Given instruction
List all the lines in these records that hold "freezer".

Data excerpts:
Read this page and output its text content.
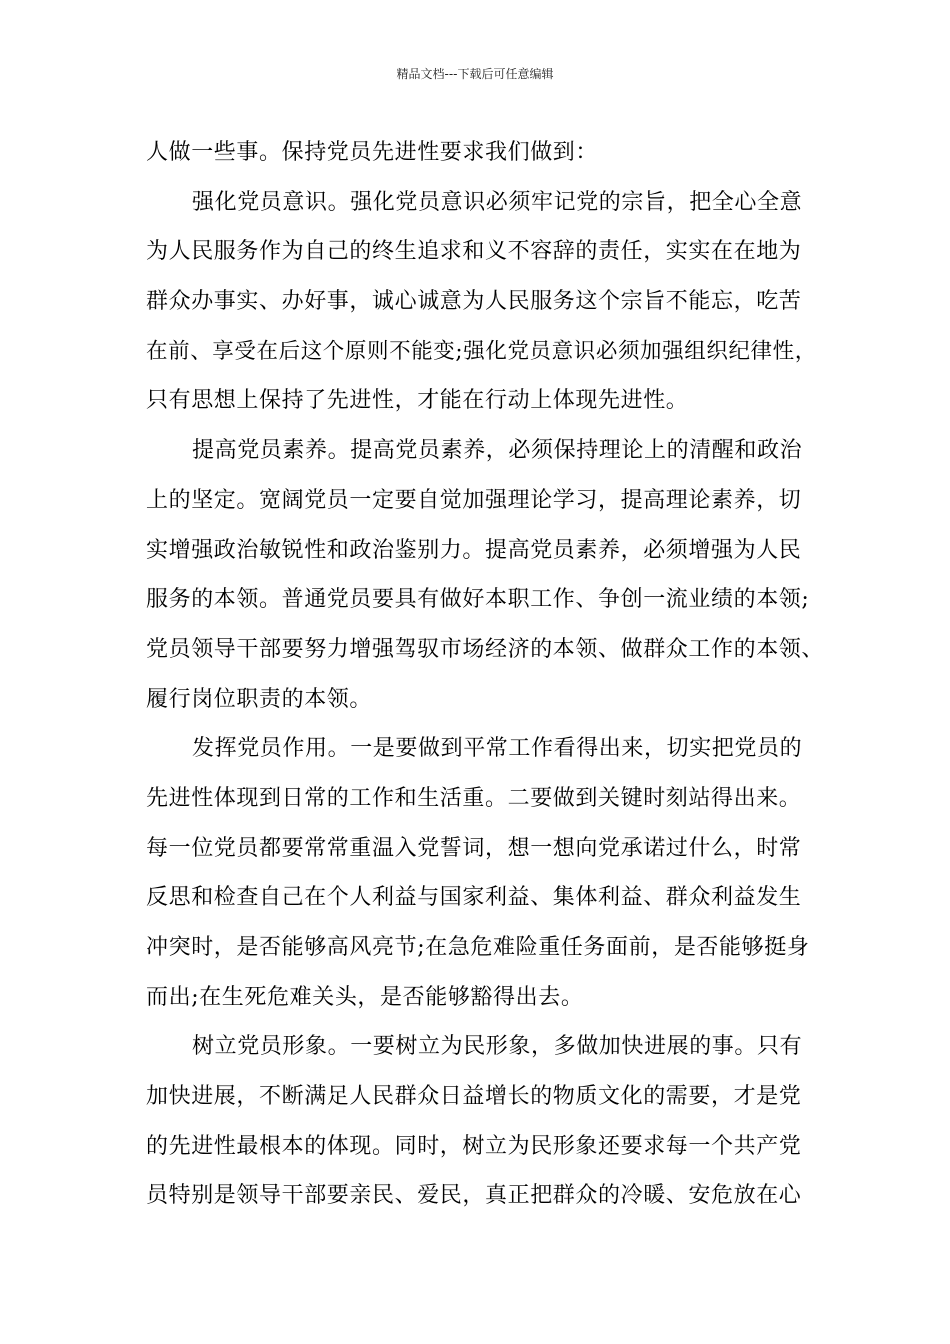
精品文档---下载后可任意编辑
人做一些事。保持党员先进性要求我们做到：
强化党员意识。强化党员意识必须牢记党的宗旨，把全心全意
为人民服务作为自己的终生追求和义不容辞的责任，实实在在地为
群众办事实、办好事，诚心诚意为人民服务这个宗旨不能忘，吃苦
在前、享受在后这个原则不能变;强化党员意识必须加强组织纪律性，
只有思想上保持了先进性，才能在行动上体现先进性。
提高党员素养。提高党员素养，必须保持理论上的清醒和政治
上的坚定。宽阔党员一定要自觉加强理论学习，提高理论素养，切
实增强政治敏锐性和政治鉴别力。提高党员素养，必须增强为人民
服务的本领。普通党员要具有做好本职工作、争创一流业绩的本领;
党员领导干部要努力增强驾驭市场经济的本领、做群众工作的本领、
履行岗位职责的本领。
发挥党员作用。一是要做到平常工作看得出来，切实把党员的
先进性体现到日常的工作和生活重。二要做到关键时刻站得出来。
每一位党员都要常常重温入党誓词，想一想向党承诺过什么，时常
反思和检查自己在个人利益与国家利益、集体利益、群众利益发生
冲突时，是否能够高风亮节;在急危难险重任务面前，是否能够挺身
而出;在生死危难关头，是否能够豁得出去。
树立党员形象。一要树立为民形象，多做加快进展的事。只有
加快进展，不断满足人民群众日益增长的物质文化的需要，才是党
的先进性最根本的体现。同时，树立为民形象还要求每一个共产党
员特别是领导干部要亲民、爱民，真正把群众的冷暖、安危放在心
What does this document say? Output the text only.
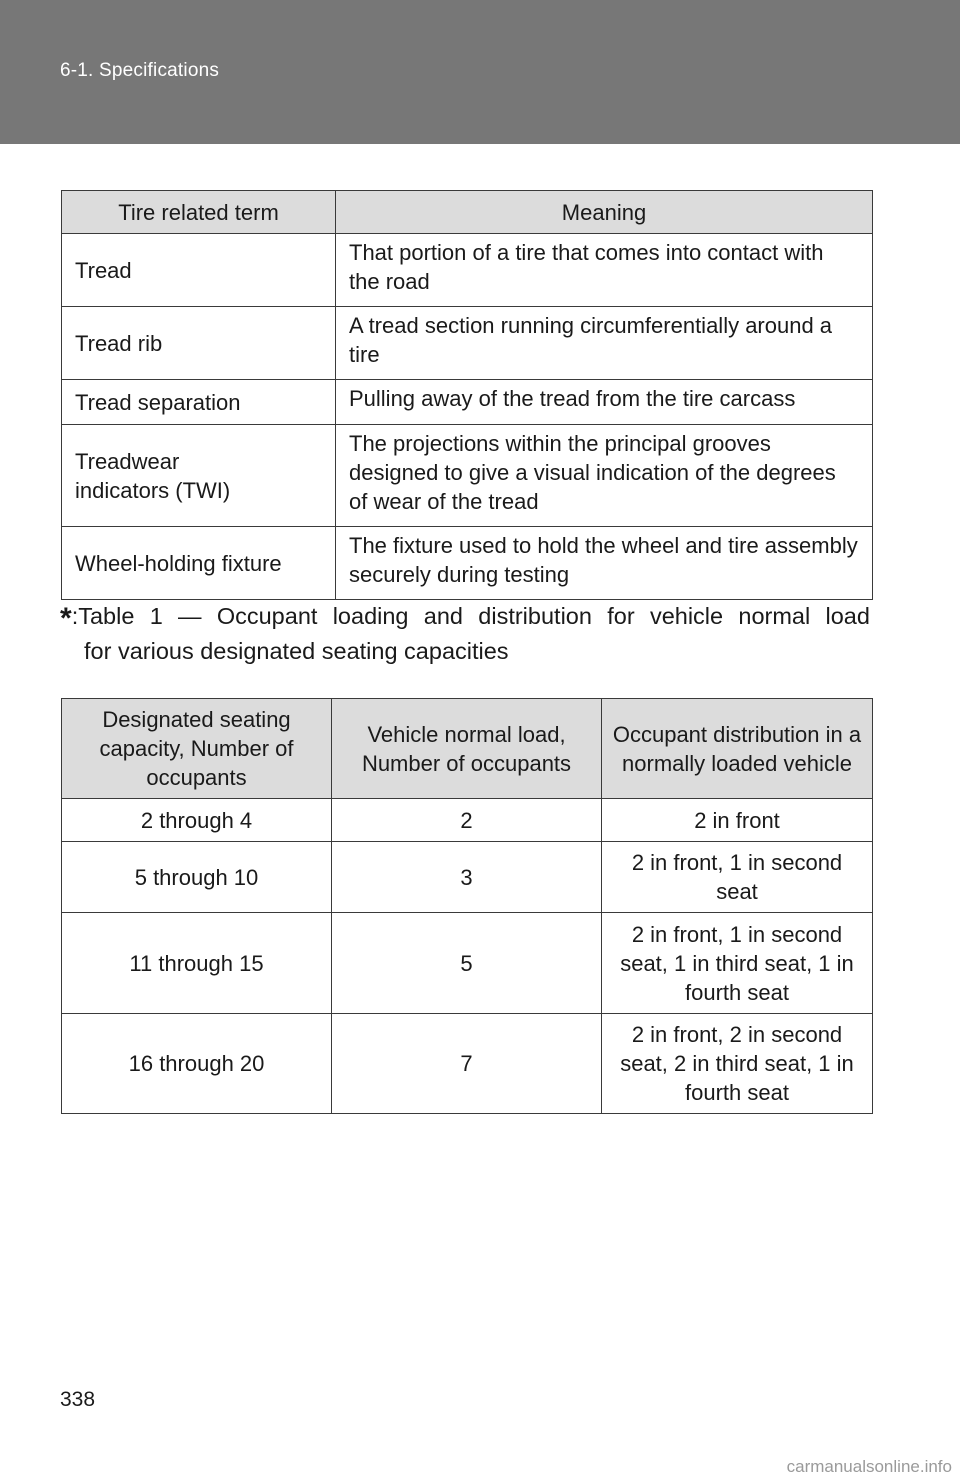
6-1. Specifications
Tire related term	Meaning
Tread	That portion of a tire that comes into contact with the road
Tread rib	A tread section running circumferentially around a tire
Tread separation	Pulling away of the tread from the tire carcass
Treadwear indicators (TWI)	The projections within the principal grooves designed to give a visual indication of the degrees of wear of the tread
Wheel-holding fixture	The fixture used to hold the wheel and tire assembly securely during testing
*:Table 1 — Occupant loading and distribution for vehicle normal load
for various designated seating capacities
Designated seating capacity, Number of occupants	Vehicle normal load, Number of occupants	Occupant distribution in a normally loaded vehicle
2 through 4	2	2 in front
5 through 10	3	2 in front, 1 in second seat
11 through 15	5	2 in front, 1 in second seat, 1 in third seat, 1 in fourth seat
16 through 20	7	2 in front, 2 in second seat, 2 in third seat, 1 in fourth seat
338
carmanualsonline.info
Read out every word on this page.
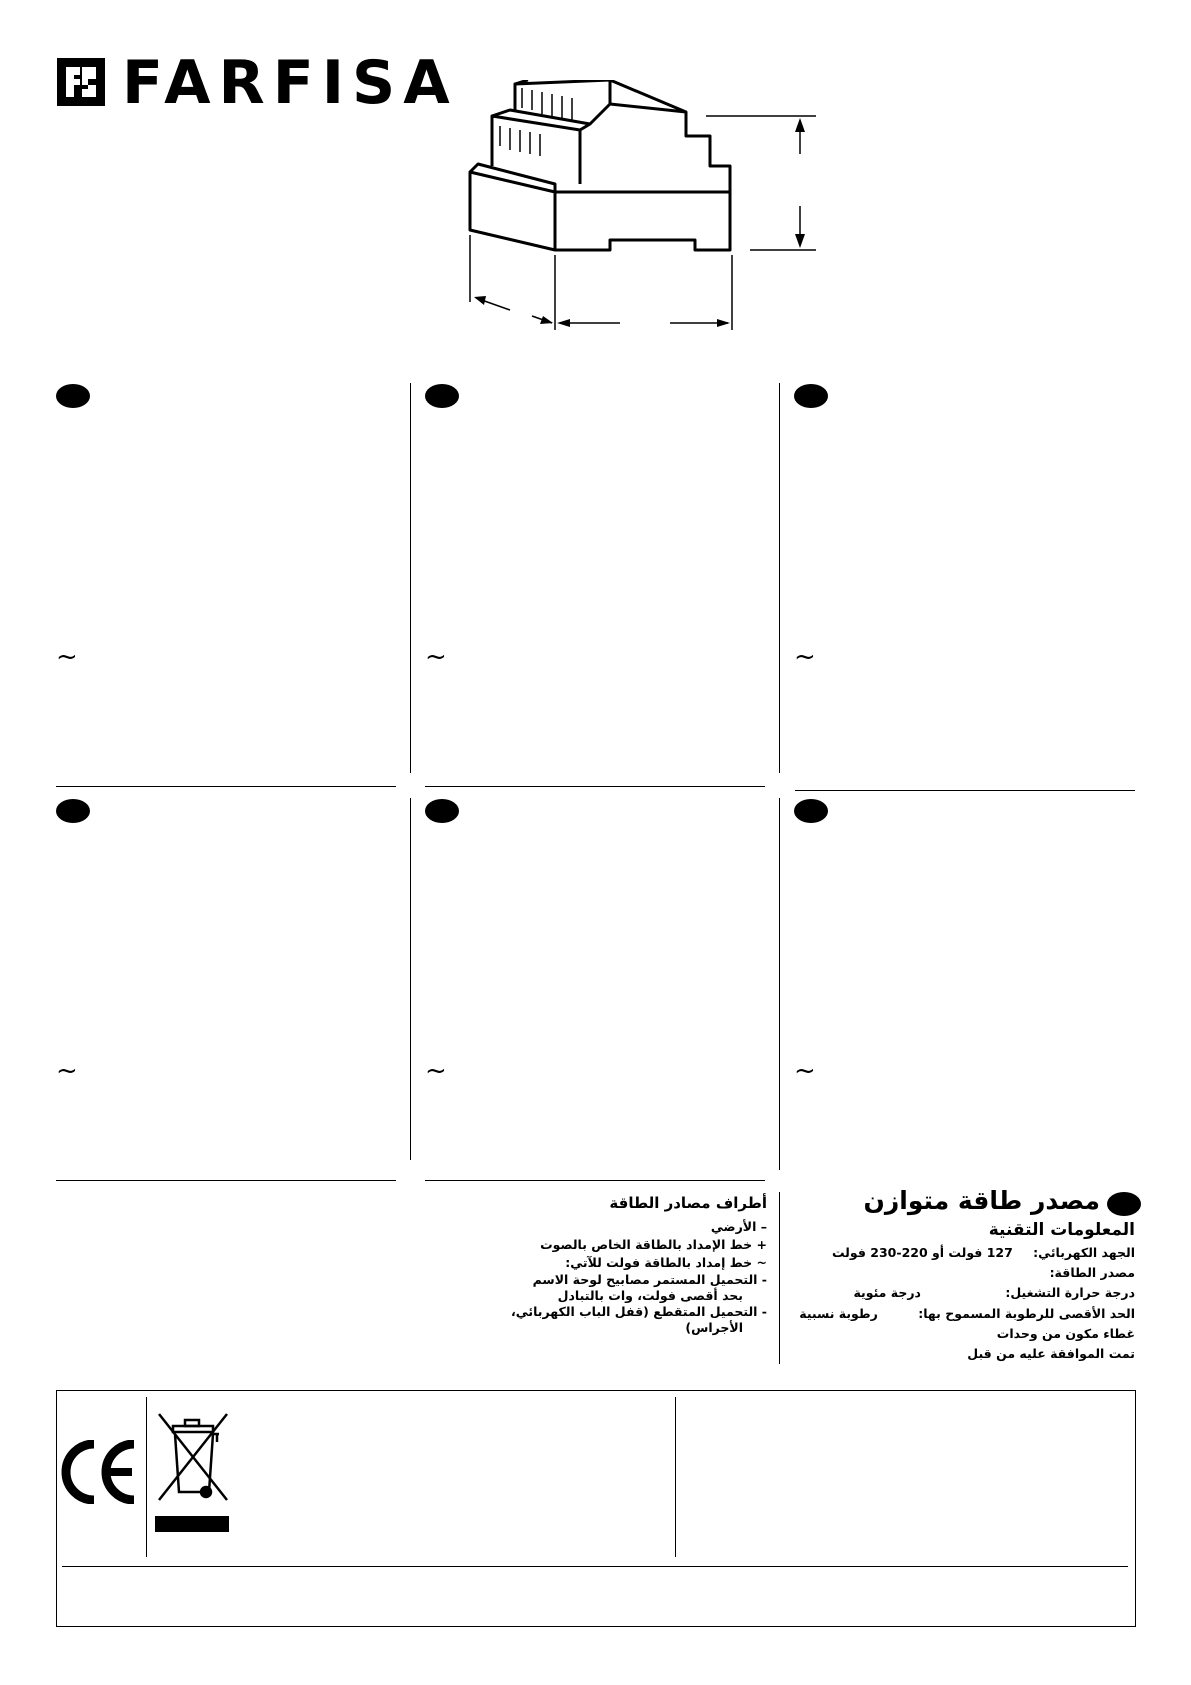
FARFISA
~	~	~
~	~	~
أطراف مصادر الطاقة
– الأرضي
+ خط الإمداد بالطاقة الخاص بالصوت
~ خط إمداد بالطاقة فولت للآتي:
- التحميل المستمر مصابيح لوحة الاسم
بحد أقصى فولت، وات بالتبادل
- التحميل المتقطع (قفل الباب الكهربائي،
الأجراس)
مصدر طاقة متوازن
المعلومات التقنية
الجهد الكهربائي: 127 فولت أو 220-230 فولت
مصدر الطاقة:
درجة حرارة التشغيل: درجة مئوية
الحد الأقصى للرطوبة المسموح بها: رطوبة نسبية
غطاء مكون من وحدات
تمت الموافقة عليه من قبل
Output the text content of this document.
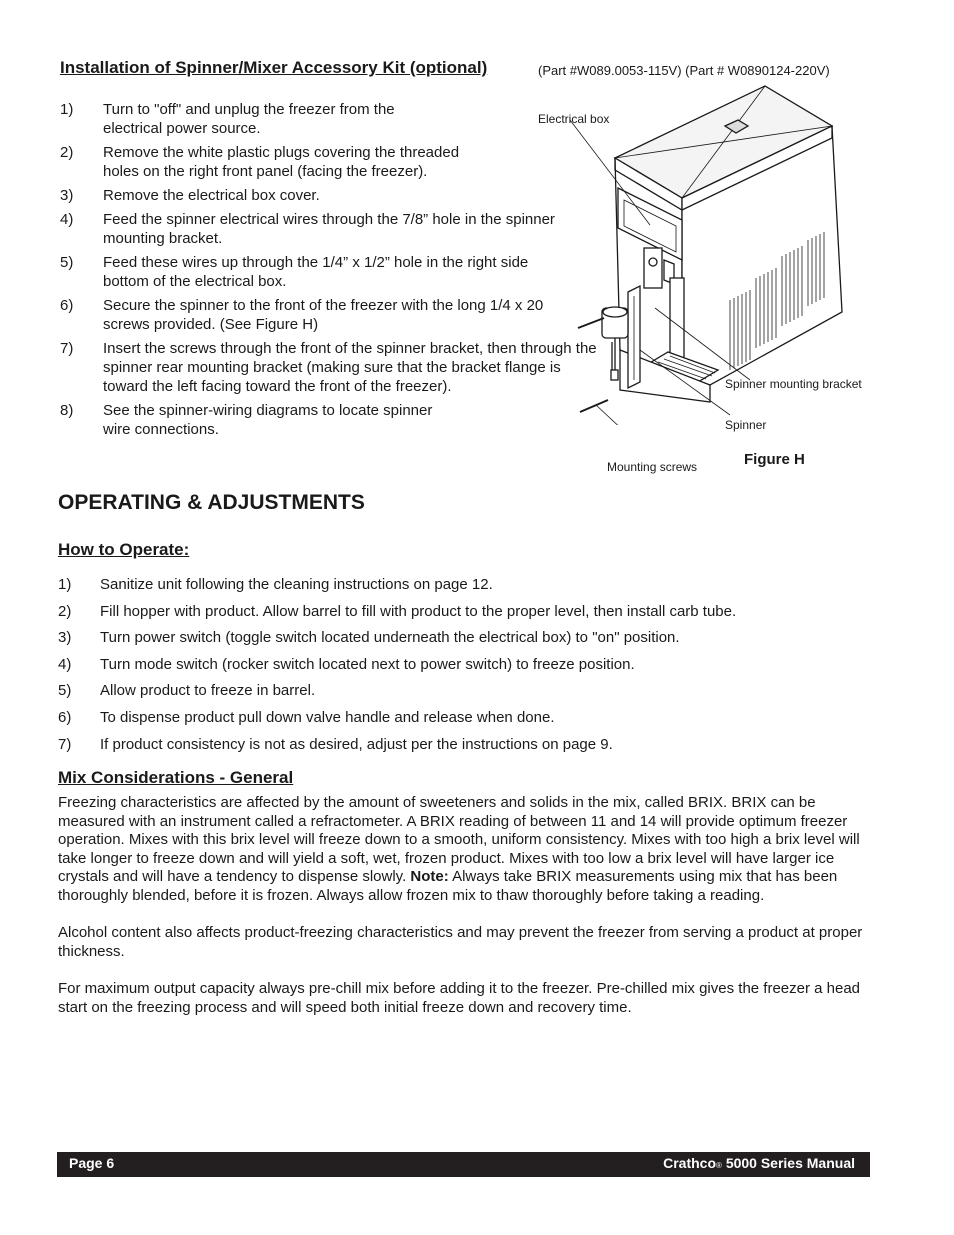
Installation of Spinner/Mixer Accessory Kit (optional)	(Part #W089.0053-115V) (Part # W0890124-220V)
1) Turn to "off" and unplug the freezer from the electrical power source.
2) Remove the white plastic plugs covering the threaded holes on the right front panel (facing the freezer).
3) Remove the electrical box cover.
4) Feed the spinner electrical wires through the 7/8” hole in the spinner mounting bracket.
5) Feed these wires up through the 1/4” x 1/2” hole in the right side bottom of the electrical box.
6) Secure the spinner to the front of the freezer with the long 1/4 x 20 screws provided. (See Figure H)
7) Insert the screws through the front of the spinner bracket, then through the spinner rear mounting bracket (making sure that the bracket flange is toward the left facing toward the front of the freezer).
8) See the spinner-wiring diagrams to locate spinner wire connections.
Electrical box
Spinner mounting bracket
Spinner
Mounting screws	Figure H
OPERATING & ADJUSTMENTS
How to Operate:
1) Sanitize unit following the cleaning instructions on page 12.
2) Fill hopper with product. Allow barrel to fill with product to the proper level, then install carb tube.
3) Turn power switch (toggle switch located underneath the electrical box) to "on" position.
4) Turn mode switch (rocker switch located next to power switch) to freeze position.
5) Allow product to freeze in barrel.
6) To dispense product pull down valve handle and release when done.
7) If product consistency is not as desired, adjust per the instructions on page 9.
Mix Considerations - General

Freezing characteristics are affected by the amount of sweeteners and solids in the mix, called BRIX. BRIX can be measured with an instrument called a refractometer. A BRIX reading of between 11 and 14 will provide optimum freezer operation. Mixes with this brix level will freeze down to a smooth, uniform consistency. Mixes with too high a brix level will take longer to freeze down and will yield a soft, wet, frozen product. Mixes with too low a brix level will have larger ice crystals and will have a tendency to dispense slowly. Note: Always take BRIX measurements using mix that has been thoroughly blended, before it is frozen. Always allow frozen mix to thaw thoroughly before taking a reading.

Alcohol content also affects product-freezing characteristics and may prevent the freezer from serving a product at proper thickness.

For maximum output capacity always pre-chill mix before adding it to the freezer. Pre-chilled mix gives the freezer a head start on the freezing process and will speed both initial freeze down and recovery time.

Page 6	Crathco® 5000 Series Manual
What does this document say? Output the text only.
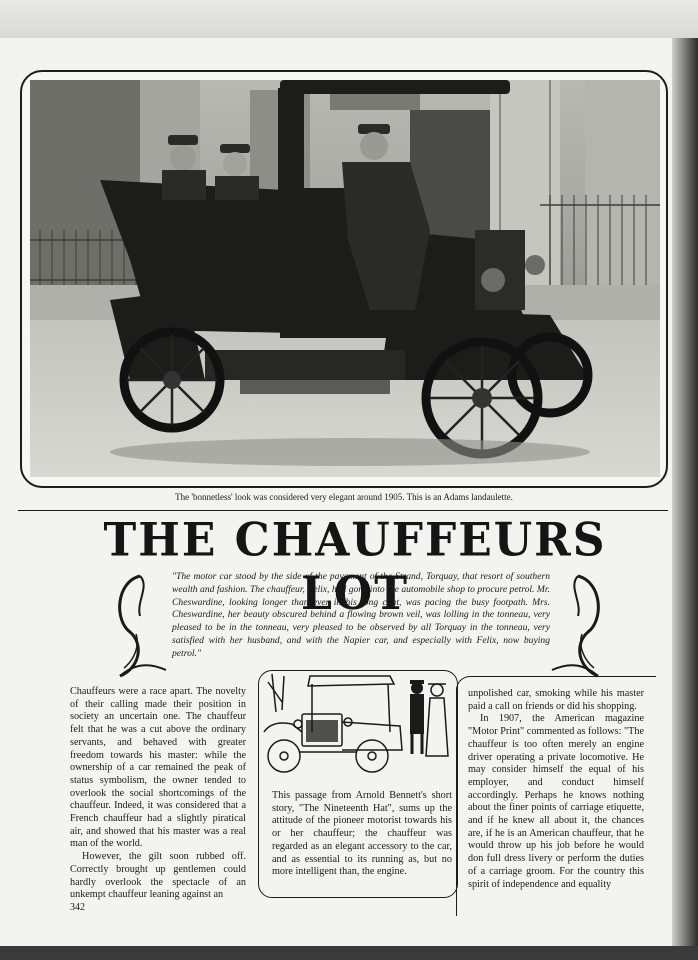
The 'bonnetless' look was considered very elegant around 1905. This is an Adams landaulette.
THE CHAUFFEURS LOT

"The motor car stood by the side of the pavement of the Strand, Torquay, that resort of southern wealth and fashion. The chauffeur, Felix, had gone into the automobile shop to procure petrol. Mr. Cheswardine, looking longer than ever in his long coat, was pacing the busy footpath. Mrs. Cheswardine, her beauty obscured behind a flowing brown veil, was lolling in the tonneau, very pleased to be in the tonneau, very pleased to be observed by all Torquay in the tonneau, very satisfied with her husband, and with the Napier car, and especially with Felix, now buying petrol."

Chauffeurs were a race apart. The novelty of their calling made their position in society an uncertain one. The chauffeur felt that he was a cut above the ordinary servants, and behaved with greater freedom towards his master: while the ownership of a car remained the peak of status symbolism, the owner tended to overlook the social shortcomings of the chauffeur. Indeed, it was considered that a French chauffeur had a slightly piratical air, and showed that his master was a real man of the world.

However, the gilt soon rubbed off. Correctly brought up gentlemen could hardly overlook the spectacle of an unkempt chauffeur leaning against an

This passage from Arnold Bennett's short story, "The Nineteenth Hat", sums up the attitude of the pioneer motorist towards his or her chauffeur; the chauffeur was regarded as an elegant accessory to the car, and as essential to its running as, but no more intelligent than, the engine.

unpolished car, smoking while his master paid a call on friends or did his shopping.

In 1907, the American magazine "Motor Print" commented as follows: "The chauffeur is too often merely an engine driver operating a private locomotive. He may consider himself the equal of his employer, and conduct himself accordingly. Perhaps he knows nothing about the finer points of carriage etiquette, and if he knew all about it, the chances are, if he is an American chauffeur, that he would throw up his job before he would don full dress livery or perform the duties of a carriage groom. For the country this spirit of independence and equality

342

Final result
1) Turn to "off" and unplug the freezer from the electrical power source.
2) Remove the white plastic plugs covering the threaded holes on the right front panel (facing the freezer).
6) Secure the spinner to the front of the freezer with the long 1/4 x 20 screws provided. (See Figure H)
7) Insert the screws through the front of the spinner bracket, then through the spinner rear mounting bracket (making sure that the bracket flange is toward the left facing toward the front of the freezer).
Freezing characteristics are affected by the amount of sweeteners and solids in the mix, called BRIX. BRIX can be measured with an instrument called a refractometer. A BRIX reading of between 11 and 14 will provide optimum freezer operation. Mixes with this brix level will freeze down to a smooth, uniform consistency. Mixes with too high a brix level will take longer to freeze down and will yield a soft, wet, frozen product. Mixes with too low a brix level will have larger ice crystals and will have a tendency to dispense slowly. Note: Always take BRIX measurements using mix that has been thoroughly blended, before it is frozen. Always allow frozen mix to thaw thoroughly before taking a reading.
Alcohol content also affects product-freezing characteristics and may prevent the freezer from serving a product at proper thickness.
For maximum output capacity always pre-chill mix before adding it to the freezer. Pre-chilled mix gives the freezer a head start on the freezing process and will speed both initial freeze down and recovery time.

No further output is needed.